***** Data entries *****

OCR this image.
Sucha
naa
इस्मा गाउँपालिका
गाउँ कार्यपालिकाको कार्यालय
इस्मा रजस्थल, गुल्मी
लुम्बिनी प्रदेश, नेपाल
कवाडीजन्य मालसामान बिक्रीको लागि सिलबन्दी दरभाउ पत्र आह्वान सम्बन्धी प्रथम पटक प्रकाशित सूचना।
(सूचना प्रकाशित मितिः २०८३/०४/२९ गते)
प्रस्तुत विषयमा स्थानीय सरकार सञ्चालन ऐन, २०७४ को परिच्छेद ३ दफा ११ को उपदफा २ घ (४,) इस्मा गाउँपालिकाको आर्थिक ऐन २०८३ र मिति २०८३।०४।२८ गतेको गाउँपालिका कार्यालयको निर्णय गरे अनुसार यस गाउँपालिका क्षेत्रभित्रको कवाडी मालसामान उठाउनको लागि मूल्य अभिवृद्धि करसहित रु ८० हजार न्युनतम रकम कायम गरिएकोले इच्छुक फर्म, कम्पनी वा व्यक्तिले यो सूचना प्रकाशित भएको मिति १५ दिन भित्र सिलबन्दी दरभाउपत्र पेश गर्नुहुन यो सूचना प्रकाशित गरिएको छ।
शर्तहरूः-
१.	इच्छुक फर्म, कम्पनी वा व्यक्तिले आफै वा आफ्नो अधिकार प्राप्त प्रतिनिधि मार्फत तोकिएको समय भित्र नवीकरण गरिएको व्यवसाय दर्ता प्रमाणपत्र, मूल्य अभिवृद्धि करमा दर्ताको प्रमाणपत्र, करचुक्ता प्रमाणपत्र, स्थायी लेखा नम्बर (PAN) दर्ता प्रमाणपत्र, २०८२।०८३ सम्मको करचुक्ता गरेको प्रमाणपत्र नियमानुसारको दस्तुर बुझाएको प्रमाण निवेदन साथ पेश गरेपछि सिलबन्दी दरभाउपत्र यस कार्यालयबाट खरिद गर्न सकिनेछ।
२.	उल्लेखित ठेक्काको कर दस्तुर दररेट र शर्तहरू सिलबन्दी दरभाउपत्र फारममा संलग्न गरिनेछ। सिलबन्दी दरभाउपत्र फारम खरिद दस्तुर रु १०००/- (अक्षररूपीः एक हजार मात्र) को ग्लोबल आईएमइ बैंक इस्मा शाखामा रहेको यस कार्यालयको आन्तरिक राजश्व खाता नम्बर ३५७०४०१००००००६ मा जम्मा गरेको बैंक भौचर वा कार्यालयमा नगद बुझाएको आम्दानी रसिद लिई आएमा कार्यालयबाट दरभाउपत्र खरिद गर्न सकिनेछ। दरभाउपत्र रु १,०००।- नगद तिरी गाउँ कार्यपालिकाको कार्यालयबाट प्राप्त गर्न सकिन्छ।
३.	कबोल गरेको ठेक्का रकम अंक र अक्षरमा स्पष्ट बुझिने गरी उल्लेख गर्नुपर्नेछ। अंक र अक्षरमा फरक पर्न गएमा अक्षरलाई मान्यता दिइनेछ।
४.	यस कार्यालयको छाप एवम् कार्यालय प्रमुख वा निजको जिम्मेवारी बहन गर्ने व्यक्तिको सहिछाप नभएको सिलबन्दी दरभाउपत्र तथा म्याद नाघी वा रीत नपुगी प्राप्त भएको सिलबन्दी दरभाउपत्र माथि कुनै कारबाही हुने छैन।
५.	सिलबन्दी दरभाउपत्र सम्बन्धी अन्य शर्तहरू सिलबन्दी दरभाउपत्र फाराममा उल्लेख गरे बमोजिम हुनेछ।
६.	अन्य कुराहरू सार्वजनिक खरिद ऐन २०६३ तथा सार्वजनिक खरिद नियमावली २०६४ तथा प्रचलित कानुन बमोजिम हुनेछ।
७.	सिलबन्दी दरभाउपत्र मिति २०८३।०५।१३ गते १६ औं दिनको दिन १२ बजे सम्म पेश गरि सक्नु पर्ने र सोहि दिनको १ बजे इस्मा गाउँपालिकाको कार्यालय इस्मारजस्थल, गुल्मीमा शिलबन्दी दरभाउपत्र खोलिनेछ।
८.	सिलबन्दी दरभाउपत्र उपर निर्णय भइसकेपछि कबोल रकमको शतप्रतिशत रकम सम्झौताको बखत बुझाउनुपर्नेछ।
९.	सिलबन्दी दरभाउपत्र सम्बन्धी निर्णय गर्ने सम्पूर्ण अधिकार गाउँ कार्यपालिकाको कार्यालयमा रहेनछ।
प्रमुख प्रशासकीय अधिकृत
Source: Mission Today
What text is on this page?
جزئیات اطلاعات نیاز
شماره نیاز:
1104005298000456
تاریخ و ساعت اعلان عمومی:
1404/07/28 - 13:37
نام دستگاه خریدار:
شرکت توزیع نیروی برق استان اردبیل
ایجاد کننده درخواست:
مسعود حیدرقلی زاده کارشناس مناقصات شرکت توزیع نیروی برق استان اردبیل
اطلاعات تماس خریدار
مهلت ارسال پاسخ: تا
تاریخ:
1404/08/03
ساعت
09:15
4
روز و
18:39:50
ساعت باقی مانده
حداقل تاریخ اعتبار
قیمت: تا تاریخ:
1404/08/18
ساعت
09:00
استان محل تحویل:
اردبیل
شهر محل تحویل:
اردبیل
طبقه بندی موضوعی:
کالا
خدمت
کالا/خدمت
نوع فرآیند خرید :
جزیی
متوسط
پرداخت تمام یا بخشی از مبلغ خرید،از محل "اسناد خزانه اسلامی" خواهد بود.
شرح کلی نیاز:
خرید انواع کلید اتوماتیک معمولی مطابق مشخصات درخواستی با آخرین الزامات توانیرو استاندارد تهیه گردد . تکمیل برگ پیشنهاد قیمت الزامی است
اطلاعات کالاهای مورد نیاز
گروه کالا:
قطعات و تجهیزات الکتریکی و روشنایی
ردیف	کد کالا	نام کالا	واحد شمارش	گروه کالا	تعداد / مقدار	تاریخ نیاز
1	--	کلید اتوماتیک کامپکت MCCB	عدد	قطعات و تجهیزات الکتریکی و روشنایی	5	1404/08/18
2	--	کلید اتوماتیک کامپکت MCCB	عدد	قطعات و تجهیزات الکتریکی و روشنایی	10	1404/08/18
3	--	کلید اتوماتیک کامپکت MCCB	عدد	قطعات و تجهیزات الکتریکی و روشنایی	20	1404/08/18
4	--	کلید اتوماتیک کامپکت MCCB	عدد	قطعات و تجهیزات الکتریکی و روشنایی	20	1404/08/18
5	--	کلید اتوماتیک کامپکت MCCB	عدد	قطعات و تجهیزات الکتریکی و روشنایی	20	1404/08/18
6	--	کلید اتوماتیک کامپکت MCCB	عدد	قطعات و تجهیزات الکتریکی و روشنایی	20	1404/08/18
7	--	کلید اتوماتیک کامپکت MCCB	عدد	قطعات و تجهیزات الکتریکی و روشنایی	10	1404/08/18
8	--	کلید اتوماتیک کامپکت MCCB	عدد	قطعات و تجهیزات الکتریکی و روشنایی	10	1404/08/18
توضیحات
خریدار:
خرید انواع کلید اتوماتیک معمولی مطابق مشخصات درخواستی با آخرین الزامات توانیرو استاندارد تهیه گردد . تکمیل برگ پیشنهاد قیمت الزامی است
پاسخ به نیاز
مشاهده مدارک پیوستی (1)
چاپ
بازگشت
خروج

*****

• [What is asked]:
Retype the records above exactly.

• [Exercise output]:
OCR this image.
Sucha
naa
इस्मा गाउँपालिका
गाउँ कार्यपालिकाको कार्यालय
इस्मा रजस्थल, गुल्मी
लुम्बिनी प्रदेश, नेपाल
कवाडीजन्य मालसामान बिक्रीको लागि सिलबन्दी दरभाउ पत्र आह्वान सम्बन्धी प्रथम पटक प्रकाशित सूचना।
(सूचना प्रकाशित मितिः २०८३/०४/२९ गते)
प्रस्तुत विषयमा स्थानीय सरकार सञ्चालन ऐन, २०७४ को परिच्छेद ३ दफा ११ को उपदफा २ घ (४,) इस्मा गाउँपालिकाको आर्थिक ऐन २०८३ र मिति २०८३।०४।२८ गतेको गाउँपालिका कार्यालयको निर्णय गरे अनुसार यस गाउँपालिका क्षेत्रभित्रको कवाडी मालसामान उठाउनको लागि मूल्य अभिवृद्धि करसहित रु ८० हजार न्युनतम रकम कायम गरिएकोले इच्छुक फर्म, कम्पनी वा व्यक्तिले यो सूचना प्रकाशित भएको मिति १५ दिन भित्र सिलबन्दी दरभाउपत्र पेश गर्नुहुन यो सूचना प्रकाशित गरिएको छ।
शर्तहरूः-
१.	इच्छुक फर्म, कम्पनी वा व्यक्तिले आफै वा आफ्नो अधिकार प्राप्त प्रतिनिधि मार्फत तोकिएको समय भित्र नवीकरण गरिएको व्यवसाय दर्ता प्रमाणपत्र, मूल्य अभिवृद्धि करमा दर्ताको प्रमाणपत्र, करचुक्ता प्रमाणपत्र, स्थायी लेखा नम्बर (PAN) दर्ता प्रमाणपत्र, २०८२।०८३ सम्मको करचुक्ता गरेको प्रमाणपत्र नियमानुसारको दस्तुर बुझाएको प्रमाण निवेदन साथ पेश गरेपछि सिलबन्दी दरभाउपत्र यस कार्यालयबाट खरिद गर्न सकिनेछ।
२.	उल्लेखित ठेक्काको कर दस्तुर दररेट र शर्तहरू सिलबन्दी दरभाउपत्र फारममा संलग्न गरिनेछ। सिलबन्दी दरभाउपत्र फारम खरिद दस्तुर रु १०००/- (अक्षररूपीः एक हजार मात्र) को ग्लोबल आईएमइ बैंक इस्मा शाखामा रहेको यस कार्यालयको आन्तरिक राजश्व खाता नम्बर ३५७०४०१००००००६ मा जम्मा गरेको बैंक भौचर वा कार्यालयमा नगद बुझाएको आम्दानी रसिद लिई आएमा कार्यालयबाट दरभाउपत्र खरिद गर्न सकिनेछ। दरभाउपत्र रु १,०००।- नगद तिरी गाउँ कार्यपालिकाको कार्यालयबाट प्राप्त गर्न सकिन्छ।
३.	कबोल गरेको ठेक्का रकम अंक र अक्षरमा स्पष्ट बुझिने गरी उल्लेख गर्नुपर्नेछ। अंक र अक्षरमा फरक पर्न गएमा अक्षरलाई मान्यता दिइनेछ।
४.	यस कार्यालयको छाप एवम् कार्यालय प्रमुख वा निजको जिम्मेवारी बहन गर्ने व्यक्तिको सहिछाप नभएको सिलबन्दी दरभाउपत्र तथा म्याद नाघी वा रीत नपुगी प्राप्त भएको सिलबन्दी दरभाउपत्र माथि कुनै कारबाही हुने छैन।
५.	सिलबन्दी दरभाउपत्र सम्बन्धी अन्य शर्तहरू सिलबन्दी दरभाउपत्र फाराममा उल्लेख गरे बमोजिम हुनेछ।
६.	अन्य कुराहरू सार्वजनिक खरिद ऐन २०६३ तथा सार्वजनिक खरिद नियमावली २०६४ तथा प्रचलित कानुन बमोजिम हुनेछ।
७.	सिलबन्दी दरभाउपत्र मिति २०८३।०५।१३ गते १६ औं दिनको दिन १२ बजे सम्म पेश गरि सक्नु पर्ने र सोहि दिनको १ बजे इस्मा गाउँपालिकाको कार्यालय इस्मारजस्थल, गुल्मीमा शिलबन्दी दरभाउपत्र खोलिनेछ।
८.	सिलबन्दी दरभाउपत्र उपर निर्णय भइसकेपछि कबोल रकमको शतप्रतिशत रकम सम्झौताको बखत बुझाउनुपर्नेछ।
९.	सिलबन्दी दरभाउपत्र सम्बन्धी निर्णय गर्ने सम्पूर्ण अधिकार गाउँ कार्यपालिकाको कार्यालयमा रहेनछ।
प्रमुख प्रशासकीय अधिकृत
Source: Mission Today
What text is on this page?
جزئیات اطلاعات نیاز
شماره نیاز:
1104005298000456
تاریخ و ساعت اعلان عمومی:
1404/07/28 - 13:37
نام دستگاه خریدار:
شرکت توزیع نیروی برق استان اردبیل
ایجاد کننده درخواست:
مسعود حیدرقلی زاده کارشناس مناقصات شرکت توزیع نیروی برق استان اردبیل
اطلاعات تماس خریدار
مهلت ارسال پاسخ: تا
تاریخ:
1404/08/03
ساعت
09:15
4
روز و
18:39:50
ساعت باقی مانده
حداقل تاریخ اعتبار
قیمت: تا تاریخ:
1404/08/18
ساعت
09:00
استان محل تحویل:
اردبیل
شهر محل تحویل:
اردبیل
طبقه بندی موضوعی:
کالا
خدمت
کالا/خدمت
نوع فرآیند خرید :
جزیی
متوسط
پرداخت تمام یا بخشی از مبلغ خرید،از محل "اسناد خزانه اسلامی" خواهد بود.
شرح کلی نیاز:
خرید انواع کلید اتوماتیک معمولی مطابق مشخصات درخواستی با آخرین الزامات توانیرو استاندارد تهیه گردد . تکمیل برگ پیشنهاد قیمت الزامی است
اطلاعات کالاهای مورد نیاز
گروه کالا:
قطعات و تجهیزات الکتریکی و روشنایی
ردیف	کد کالا	نام کالا	واحد شمارش	گروه کالا	تعداد / مقدار	تاریخ نیاز
1	--	کلید اتوماتیک کامپکت MCCB	عدد	قطعات و تجهیزات الکتریکی و روشنایی	5	1404/08/18
2	--	کلید اتوماتیک کامپکت MCCB	عدد	قطعات و تجهیزات الکتریکی و روشنایی	10	1404/08/18
3	--	کلید اتوماتیک کامپکت MCCB	عدد	قطعات و تجهیزات الکتریکی و روشنایی	20	1404/08/18
4	--	کلید اتوماتیک کامپکت MCCB	عدد	قطعات و تجهیزات الکتریکی و روشنایی	20	1404/08/18
5	--	کلید اتوماتیک کامپکت MCCB	عدد	قطعات و تجهیزات الکتریکی و روشنایی	20	1404/08/18
6	--	کلید اتوماتیک کامپکت MCCB	عدد	قطعات و تجهیزات الکتریکی و روشنایی	20	1404/08/18
7	--	کلید اتوماتیک کامپکت MCCB	عدد	قطعات و تجهیزات الکتریکی و روشنایی	10	1404/08/18
8	--	کلید اتوماتیک کامپکت MCCB	عدد	قطعات و تجهیزات الکتریکی و روشنایی	10	1404/08/18
توضیحات
خریدار:
خرید انواع کلید اتوماتیک معمولی مطابق مشخصات درخواستی با آخرین الزامات توانیرو استاندارد تهیه گردد . تکمیل برگ پیشنهاد قیمت الزامی است
پاسخ به نیاز
مشاهده مدارک پیوستی (1)
چاپ
بازگشت
خروج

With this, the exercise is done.